**TO BE DONE**
Reproduce the listing exactly, with no pictures in your copy.

------------------------------------------------------------

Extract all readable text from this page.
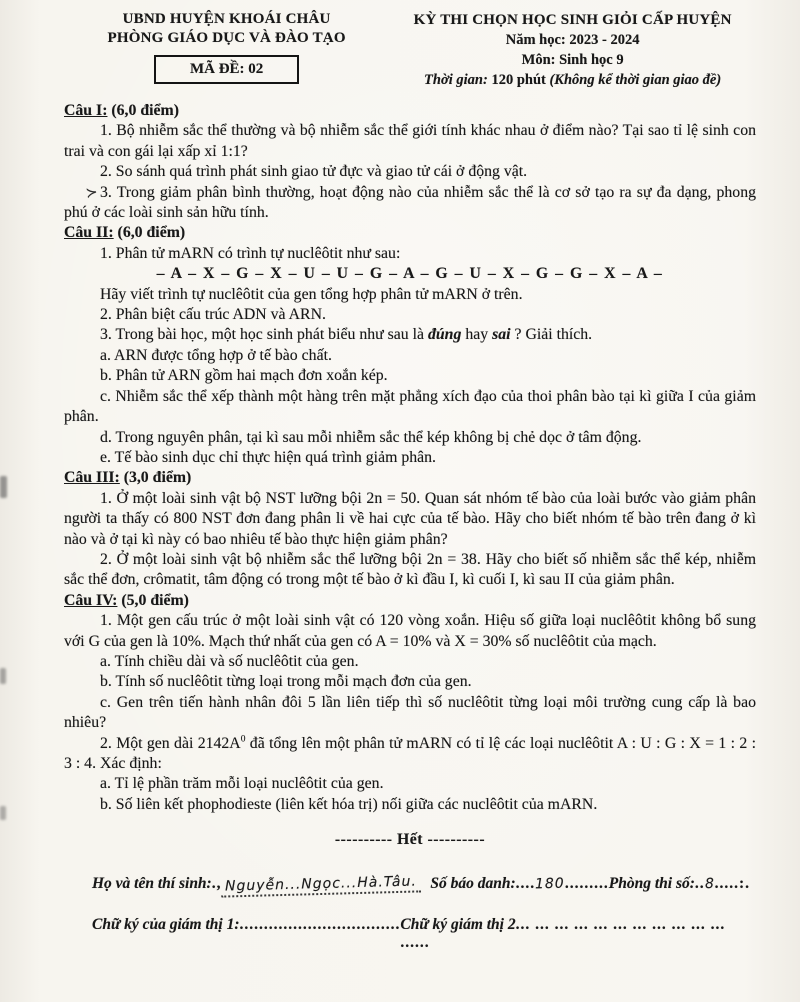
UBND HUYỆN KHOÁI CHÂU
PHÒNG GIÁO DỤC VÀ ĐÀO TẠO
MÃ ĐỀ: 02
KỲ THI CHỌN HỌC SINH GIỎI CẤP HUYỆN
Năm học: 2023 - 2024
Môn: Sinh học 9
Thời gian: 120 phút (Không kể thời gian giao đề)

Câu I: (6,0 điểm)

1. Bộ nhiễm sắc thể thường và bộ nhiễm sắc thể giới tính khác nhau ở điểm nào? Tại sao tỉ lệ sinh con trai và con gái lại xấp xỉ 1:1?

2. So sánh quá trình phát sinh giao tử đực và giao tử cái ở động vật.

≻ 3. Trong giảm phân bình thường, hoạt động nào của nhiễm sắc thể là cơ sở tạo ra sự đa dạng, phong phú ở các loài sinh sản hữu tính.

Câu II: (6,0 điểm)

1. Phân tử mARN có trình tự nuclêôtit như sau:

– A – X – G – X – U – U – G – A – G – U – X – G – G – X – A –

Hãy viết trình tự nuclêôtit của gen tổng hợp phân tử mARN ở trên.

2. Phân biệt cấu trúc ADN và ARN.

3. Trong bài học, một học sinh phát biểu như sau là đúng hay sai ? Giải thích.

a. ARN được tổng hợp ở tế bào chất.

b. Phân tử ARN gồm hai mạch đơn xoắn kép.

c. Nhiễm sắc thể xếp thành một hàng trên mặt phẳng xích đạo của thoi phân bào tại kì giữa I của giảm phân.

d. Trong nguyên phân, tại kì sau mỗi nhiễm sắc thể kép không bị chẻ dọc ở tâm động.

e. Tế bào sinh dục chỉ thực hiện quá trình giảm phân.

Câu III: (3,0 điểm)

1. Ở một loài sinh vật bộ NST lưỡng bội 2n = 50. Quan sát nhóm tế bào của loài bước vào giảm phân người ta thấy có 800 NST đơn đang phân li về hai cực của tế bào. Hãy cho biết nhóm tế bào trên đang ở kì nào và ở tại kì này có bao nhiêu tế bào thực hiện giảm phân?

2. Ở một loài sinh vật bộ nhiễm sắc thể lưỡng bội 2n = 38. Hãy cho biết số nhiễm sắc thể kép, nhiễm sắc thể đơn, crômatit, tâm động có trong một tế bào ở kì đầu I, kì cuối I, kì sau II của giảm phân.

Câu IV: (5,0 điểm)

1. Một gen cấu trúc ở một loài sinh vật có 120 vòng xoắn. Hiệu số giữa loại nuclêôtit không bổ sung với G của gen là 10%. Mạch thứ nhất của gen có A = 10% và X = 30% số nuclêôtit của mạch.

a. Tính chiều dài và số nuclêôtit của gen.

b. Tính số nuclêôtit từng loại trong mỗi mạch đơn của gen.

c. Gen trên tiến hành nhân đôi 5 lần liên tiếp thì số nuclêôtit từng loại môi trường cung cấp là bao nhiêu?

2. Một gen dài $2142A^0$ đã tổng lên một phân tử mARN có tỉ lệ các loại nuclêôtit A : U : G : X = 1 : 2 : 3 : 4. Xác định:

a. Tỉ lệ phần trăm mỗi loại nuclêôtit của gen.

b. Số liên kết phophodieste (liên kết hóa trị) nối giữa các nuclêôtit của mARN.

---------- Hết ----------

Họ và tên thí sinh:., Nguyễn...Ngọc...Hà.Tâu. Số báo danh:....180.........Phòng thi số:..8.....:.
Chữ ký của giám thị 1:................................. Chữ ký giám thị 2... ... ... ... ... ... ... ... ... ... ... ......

------------------------------------------------------------

**PROBLEM SOLUTION**
Extract all readable text from this page.
UBND HUYỆN KHOÁI CHÂU
PHÒNG GIÁO DỤC VÀ ĐÀO TẠO
MÃ ĐỀ: 02
KỲ THI CHỌN HỌC SINH GIỎI CẤP HUYỆN
Năm học: 2023 - 2024
Môn: Sinh học 9
Thời gian: 120 phút (Không kể thời gian giao đề)

Câu I: (6,0 điểm)

1. Bộ nhiễm sắc thể thường và bộ nhiễm sắc thể giới tính khác nhau ở điểm nào? Tại sao tỉ lệ sinh con trai và con gái lại xấp xỉ 1:1?

2. So sánh quá trình phát sinh giao tử đực và giao tử cái ở động vật.

≻ 3. Trong giảm phân bình thường, hoạt động nào của nhiễm sắc thể là cơ sở tạo ra sự đa dạng, phong phú ở các loài sinh sản hữu tính.

Câu II: (6,0 điểm)

1. Phân tử mARN có trình tự nuclêôtit như sau:

– A – X – G – X – U – U – G – A – G – U – X – G – G – X – A –

Hãy viết trình tự nuclêôtit của gen tổng hợp phân tử mARN ở trên.

2. Phân biệt cấu trúc ADN và ARN.

3. Trong bài học, một học sinh phát biểu như sau là đúng hay sai ? Giải thích.

a. ARN được tổng hợp ở tế bào chất.

b. Phân tử ARN gồm hai mạch đơn xoắn kép.

c. Nhiễm sắc thể xếp thành một hàng trên mặt phẳng xích đạo của thoi phân bào tại kì giữa I của giảm phân.

d. Trong nguyên phân, tại kì sau mỗi nhiễm sắc thể kép không bị chẻ dọc ở tâm động.

e. Tế bào sinh dục chỉ thực hiện quá trình giảm phân.

Câu III: (3,0 điểm)

1. Ở một loài sinh vật bộ NST lưỡng bội 2n = 50. Quan sát nhóm tế bào của loài bước vào giảm phân người ta thấy có 800 NST đơn đang phân li về hai cực của tế bào. Hãy cho biết nhóm tế bào trên đang ở kì nào và ở tại kì này có bao nhiêu tế bào thực hiện giảm phân?

2. Ở một loài sinh vật bộ nhiễm sắc thể lưỡng bội 2n = 38. Hãy cho biết số nhiễm sắc thể kép, nhiễm sắc thể đơn, crômatit, tâm động có trong một tế bào ở kì đầu I, kì cuối I, kì sau II của giảm phân.

Câu IV: (5,0 điểm)

1. Một gen cấu trúc ở một loài sinh vật có 120 vòng xoắn. Hiệu số giữa loại nuclêôtit không bổ sung với G của gen là 10%. Mạch thứ nhất của gen có A = 10% và X = 30% số nuclêôtit của mạch.

a. Tính chiều dài và số nuclêôtit của gen.

b. Tính số nuclêôtit từng loại trong mỗi mạch đơn của gen.

c. Gen trên tiến hành nhân đôi 5 lần liên tiếp thì số nuclêôtit từng loại môi trường cung cấp là bao nhiêu?

2. Một gen dài $2142A^0$ đã tổng lên một phân tử mARN có tỉ lệ các loại nuclêôtit A : U : G : X = 1 : 2 : 3 : 4. Xác định:

a. Tỉ lệ phần trăm mỗi loại nuclêôtit của gen.

b. Số liên kết phophodieste (liên kết hóa trị) nối giữa các nuclêôtit của mARN.

---------- Hết ----------

Họ và tên thí sinh:., Nguyễn...Ngọc...Hà.Tâu. Số báo danh:....180.........Phòng thi số:..8.....:.
Chữ ký của giám thị 1:................................. Chữ ký giám thị 2... ... ... ... ... ... ... ... ... ... ... ......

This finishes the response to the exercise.